Will you give every entry again exactly as it stands?

[Dataset items]
* START *

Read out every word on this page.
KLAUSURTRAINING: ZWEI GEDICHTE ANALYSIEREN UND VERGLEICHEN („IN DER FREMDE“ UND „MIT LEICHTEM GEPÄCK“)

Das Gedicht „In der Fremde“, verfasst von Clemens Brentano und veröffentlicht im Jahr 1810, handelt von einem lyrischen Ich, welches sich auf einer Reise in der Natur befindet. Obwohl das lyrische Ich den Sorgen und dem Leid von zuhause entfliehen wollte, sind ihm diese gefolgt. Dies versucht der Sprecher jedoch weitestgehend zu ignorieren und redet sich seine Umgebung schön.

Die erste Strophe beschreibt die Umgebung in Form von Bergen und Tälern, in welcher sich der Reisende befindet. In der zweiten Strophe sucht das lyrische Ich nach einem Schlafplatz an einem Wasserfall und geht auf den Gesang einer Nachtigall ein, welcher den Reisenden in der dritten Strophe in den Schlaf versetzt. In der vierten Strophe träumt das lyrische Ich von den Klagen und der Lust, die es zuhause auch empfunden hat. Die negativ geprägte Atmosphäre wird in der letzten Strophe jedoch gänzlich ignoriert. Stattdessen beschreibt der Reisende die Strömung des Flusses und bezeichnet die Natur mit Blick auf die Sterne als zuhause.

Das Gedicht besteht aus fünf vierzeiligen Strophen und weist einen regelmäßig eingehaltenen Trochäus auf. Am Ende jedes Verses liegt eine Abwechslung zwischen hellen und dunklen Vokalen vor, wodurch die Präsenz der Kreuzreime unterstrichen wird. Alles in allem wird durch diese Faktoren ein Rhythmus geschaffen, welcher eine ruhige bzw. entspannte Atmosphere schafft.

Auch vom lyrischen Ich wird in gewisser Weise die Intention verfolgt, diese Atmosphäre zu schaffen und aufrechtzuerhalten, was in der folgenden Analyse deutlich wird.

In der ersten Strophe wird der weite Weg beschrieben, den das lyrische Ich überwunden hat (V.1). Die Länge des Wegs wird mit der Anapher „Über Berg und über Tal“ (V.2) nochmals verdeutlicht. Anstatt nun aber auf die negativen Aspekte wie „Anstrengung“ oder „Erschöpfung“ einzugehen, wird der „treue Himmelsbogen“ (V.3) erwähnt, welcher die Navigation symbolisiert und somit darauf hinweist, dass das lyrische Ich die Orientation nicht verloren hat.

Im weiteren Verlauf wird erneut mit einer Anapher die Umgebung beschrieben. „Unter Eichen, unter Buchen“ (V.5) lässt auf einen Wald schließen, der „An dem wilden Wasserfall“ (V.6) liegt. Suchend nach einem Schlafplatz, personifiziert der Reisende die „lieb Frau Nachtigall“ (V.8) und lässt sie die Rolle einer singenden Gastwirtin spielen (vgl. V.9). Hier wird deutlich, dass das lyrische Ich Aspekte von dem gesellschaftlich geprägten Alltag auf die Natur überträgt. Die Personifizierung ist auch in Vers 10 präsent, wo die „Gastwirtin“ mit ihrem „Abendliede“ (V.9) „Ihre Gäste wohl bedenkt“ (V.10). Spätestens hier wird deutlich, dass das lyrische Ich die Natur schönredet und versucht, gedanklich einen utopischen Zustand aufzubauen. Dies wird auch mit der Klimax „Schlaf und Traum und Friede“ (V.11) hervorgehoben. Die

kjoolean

* END *

_REPLY TO THE EXERCISE_.
Read out every word on this page.
KLAUSURTRAINING: ZWEI GEDICHTE ANALYSIEREN UND VERGLEICHEN („IN DER FREMDE“ UND „MIT LEICHTEM GEPÄCK“)

Das Gedicht „In der Fremde“, verfasst von Clemens Brentano und veröffentlicht im Jahr 1810, handelt von einem lyrischen Ich, welches sich auf einer Reise in der Natur befindet. Obwohl das lyrische Ich den Sorgen und dem Leid von zuhause entfliehen wollte, sind ihm diese gefolgt. Dies versucht der Sprecher jedoch weitestgehend zu ignorieren und redet sich seine Umgebung schön.

Die erste Strophe beschreibt die Umgebung in Form von Bergen und Tälern, in welcher sich der Reisende befindet. In der zweiten Strophe sucht das lyrische Ich nach einem Schlafplatz an einem Wasserfall und geht auf den Gesang einer Nachtigall ein, welcher den Reisenden in der dritten Strophe in den Schlaf versetzt. In der vierten Strophe träumt das lyrische Ich von den Klagen und der Lust, die es zuhause auch empfunden hat. Die negativ geprägte Atmosphäre wird in der letzten Strophe jedoch gänzlich ignoriert. Stattdessen beschreibt der Reisende die Strömung des Flusses und bezeichnet die Natur mit Blick auf die Sterne als zuhause.

Das Gedicht besteht aus fünf vierzeiligen Strophen und weist einen regelmäßig eingehaltenen Trochäus auf. Am Ende jedes Verses liegt eine Abwechslung zwischen hellen und dunklen Vokalen vor, wodurch die Präsenz der Kreuzreime unterstrichen wird. Alles in allem wird durch diese Faktoren ein Rhythmus geschaffen, welcher eine ruhige bzw. entspannte Atmosphere schafft.

Auch vom lyrischen Ich wird in gewisser Weise die Intention verfolgt, diese Atmosphäre zu schaffen und aufrechtzuerhalten, was in der folgenden Analyse deutlich wird.

In der ersten Strophe wird der weite Weg beschrieben, den das lyrische Ich überwunden hat (V.1). Die Länge des Wegs wird mit der Anapher „Über Berg und über Tal“ (V.2) nochmals verdeutlicht. Anstatt nun aber auf die negativen Aspekte wie „Anstrengung“ oder „Erschöpfung“ einzugehen, wird der „treue Himmelsbogen“ (V.3) erwähnt, welcher die Navigation symbolisiert und somit darauf hinweist, dass das lyrische Ich die Orientation nicht verloren hat.

Im weiteren Verlauf wird erneut mit einer Anapher die Umgebung beschrieben. „Unter Eichen, unter Buchen“ (V.5) lässt auf einen Wald schließen, der „An dem wilden Wasserfall“ (V.6) liegt. Suchend nach einem Schlafplatz, personifiziert der Reisende die „lieb Frau Nachtigall“ (V.8) und lässt sie die Rolle einer singenden Gastwirtin spielen (vgl. V.9). Hier wird deutlich, dass das lyrische Ich Aspekte von dem gesellschaftlich geprägten Alltag auf die Natur überträgt. Die Personifizierung ist auch in Vers 10 präsent, wo die „Gastwirtin“ mit ihrem „Abendliede“ (V.9) „Ihre Gäste wohl bedenkt“ (V.10). Spätestens hier wird deutlich, dass das lyrische Ich die Natur schönredet und versucht, gedanklich einen utopischen Zustand aufzubauen. Dies wird auch mit der Klimax „Schlaf und Traum und Friede“ (V.11) hervorgehoben. Die

kjoolean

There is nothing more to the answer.